> **Working data**
★ ★ ★ ★ ★ ★ ★
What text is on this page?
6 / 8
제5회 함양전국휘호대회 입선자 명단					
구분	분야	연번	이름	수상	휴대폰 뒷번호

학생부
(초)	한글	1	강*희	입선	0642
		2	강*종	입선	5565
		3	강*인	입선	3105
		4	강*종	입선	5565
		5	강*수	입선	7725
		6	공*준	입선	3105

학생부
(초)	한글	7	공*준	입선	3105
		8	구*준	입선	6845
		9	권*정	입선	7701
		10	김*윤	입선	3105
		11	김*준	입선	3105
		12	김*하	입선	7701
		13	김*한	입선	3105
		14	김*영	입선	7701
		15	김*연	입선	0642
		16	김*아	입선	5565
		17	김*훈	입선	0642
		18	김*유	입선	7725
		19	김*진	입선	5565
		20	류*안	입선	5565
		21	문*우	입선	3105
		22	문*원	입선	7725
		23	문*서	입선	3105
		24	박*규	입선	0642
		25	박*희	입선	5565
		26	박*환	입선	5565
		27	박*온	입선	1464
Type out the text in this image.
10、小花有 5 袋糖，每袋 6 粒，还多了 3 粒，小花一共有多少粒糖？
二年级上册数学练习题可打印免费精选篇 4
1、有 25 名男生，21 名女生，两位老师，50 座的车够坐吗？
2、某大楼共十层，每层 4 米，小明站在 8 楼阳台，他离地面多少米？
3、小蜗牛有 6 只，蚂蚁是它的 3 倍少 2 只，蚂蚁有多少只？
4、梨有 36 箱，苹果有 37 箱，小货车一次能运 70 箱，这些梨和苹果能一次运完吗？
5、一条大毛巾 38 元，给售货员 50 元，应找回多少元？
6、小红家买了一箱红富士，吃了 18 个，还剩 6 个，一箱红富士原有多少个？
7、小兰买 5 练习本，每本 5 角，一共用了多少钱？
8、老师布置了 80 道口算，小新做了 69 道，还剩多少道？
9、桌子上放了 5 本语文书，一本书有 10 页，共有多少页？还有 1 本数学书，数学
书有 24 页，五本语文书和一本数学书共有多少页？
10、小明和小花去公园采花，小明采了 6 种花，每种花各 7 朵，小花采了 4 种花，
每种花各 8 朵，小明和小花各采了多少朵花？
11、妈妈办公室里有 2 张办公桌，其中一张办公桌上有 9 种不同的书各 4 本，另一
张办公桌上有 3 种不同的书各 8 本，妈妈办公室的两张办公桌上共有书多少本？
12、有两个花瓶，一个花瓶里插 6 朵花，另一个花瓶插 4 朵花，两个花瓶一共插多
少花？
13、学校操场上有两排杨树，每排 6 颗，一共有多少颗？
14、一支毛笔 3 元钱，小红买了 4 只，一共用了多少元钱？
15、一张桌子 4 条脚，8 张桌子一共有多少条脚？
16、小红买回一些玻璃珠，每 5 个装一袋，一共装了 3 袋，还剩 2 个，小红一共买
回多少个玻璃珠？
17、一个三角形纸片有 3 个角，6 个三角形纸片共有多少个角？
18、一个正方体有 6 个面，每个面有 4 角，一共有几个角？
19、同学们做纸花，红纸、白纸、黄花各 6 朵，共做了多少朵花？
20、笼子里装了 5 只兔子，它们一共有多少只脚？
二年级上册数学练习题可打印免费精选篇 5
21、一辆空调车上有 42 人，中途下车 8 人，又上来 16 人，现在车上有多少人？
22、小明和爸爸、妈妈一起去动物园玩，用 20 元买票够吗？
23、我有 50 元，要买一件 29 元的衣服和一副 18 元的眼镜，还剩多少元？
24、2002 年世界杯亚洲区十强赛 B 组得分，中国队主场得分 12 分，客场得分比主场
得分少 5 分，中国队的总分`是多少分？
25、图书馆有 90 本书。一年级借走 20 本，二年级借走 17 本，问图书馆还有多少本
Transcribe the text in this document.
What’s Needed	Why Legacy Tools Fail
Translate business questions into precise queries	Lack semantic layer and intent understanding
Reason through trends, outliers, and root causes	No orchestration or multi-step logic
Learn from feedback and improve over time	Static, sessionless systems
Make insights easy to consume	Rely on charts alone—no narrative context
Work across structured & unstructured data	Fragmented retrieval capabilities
★ ★ ★ ★ ★ ★ ★
> **Given instruction**
Your task is to output exactly the lines running from the one with "Type out the text in this image." through the final line of the material above, with both ends included.

> **Finished task**
Type out the text in this image.
10、小花有 5 袋糖，每袋 6 粒，还多了 3 粒，小花一共有多少粒糖？
二年级上册数学练习题可打印免费精选篇 4
1、有 25 名男生，21 名女生，两位老师，50 座的车够坐吗？
2、某大楼共十层，每层 4 米，小明站在 8 楼阳台，他离地面多少米？
3、小蜗牛有 6 只，蚂蚁是它的 3 倍少 2 只，蚂蚁有多少只？
4、梨有 36 箱，苹果有 37 箱，小货车一次能运 70 箱，这些梨和苹果能一次运完吗？
5、一条大毛巾 38 元，给售货员 50 元，应找回多少元？
6、小红家买了一箱红富士，吃了 18 个，还剩 6 个，一箱红富士原有多少个？
7、小兰买 5 练习本，每本 5 角，一共用了多少钱？
8、老师布置了 80 道口算，小新做了 69 道，还剩多少道？
9、桌子上放了 5 本语文书，一本书有 10 页，共有多少页？还有 1 本数学书，数学
书有 24 页，五本语文书和一本数学书共有多少页？
10、小明和小花去公园采花，小明采了 6 种花，每种花各 7 朵，小花采了 4 种花，
每种花各 8 朵，小明和小花各采了多少朵花？
11、妈妈办公室里有 2 张办公桌，其中一张办公桌上有 9 种不同的书各 4 本，另一
张办公桌上有 3 种不同的书各 8 本，妈妈办公室的两张办公桌上共有书多少本？
12、有两个花瓶，一个花瓶里插 6 朵花，另一个花瓶插 4 朵花，两个花瓶一共插多
少花？
13、学校操场上有两排杨树，每排 6 颗，一共有多少颗？
14、一支毛笔 3 元钱，小红买了 4 只，一共用了多少元钱？
15、一张桌子 4 条脚，8 张桌子一共有多少条脚？
16、小红买回一些玻璃珠，每 5 个装一袋，一共装了 3 袋，还剩 2 个，小红一共买
回多少个玻璃珠？
17、一个三角形纸片有 3 个角，6 个三角形纸片共有多少个角？
18、一个正方体有 6 个面，每个面有 4 角，一共有几个角？
19、同学们做纸花，红纸、白纸、黄花各 6 朵，共做了多少朵花？
20、笼子里装了 5 只兔子，它们一共有多少只脚？
二年级上册数学练习题可打印免费精选篇 5
21、一辆空调车上有 42 人，中途下车 8 人，又上来 16 人，现在车上有多少人？
22、小明和爸爸、妈妈一起去动物园玩，用 20 元买票够吗？
23、我有 50 元，要买一件 29 元的衣服和一副 18 元的眼镜，还剩多少元？
24、2002 年世界杯亚洲区十强赛 B 组得分，中国队主场得分 12 分，客场得分比主场
得分少 5 分，中国队的总分`是多少分？
25、图书馆有 90 本书。一年级借走 20 本，二年级借走 17 本，问图书馆还有多少本
Transcribe the text in this document.
What’s Needed	Why Legacy Tools Fail
Translate business questions into precise queries	Lack semantic layer and intent understanding
Reason through trends, outliers, and root causes	No orchestration or multi-step logic
Learn from feedback and improve over time	Static, sessionless systems
Make insights easy to consume	Rely on charts alone—no narrative context
Work across structured & unstructured data	Fragmented retrieval capabilities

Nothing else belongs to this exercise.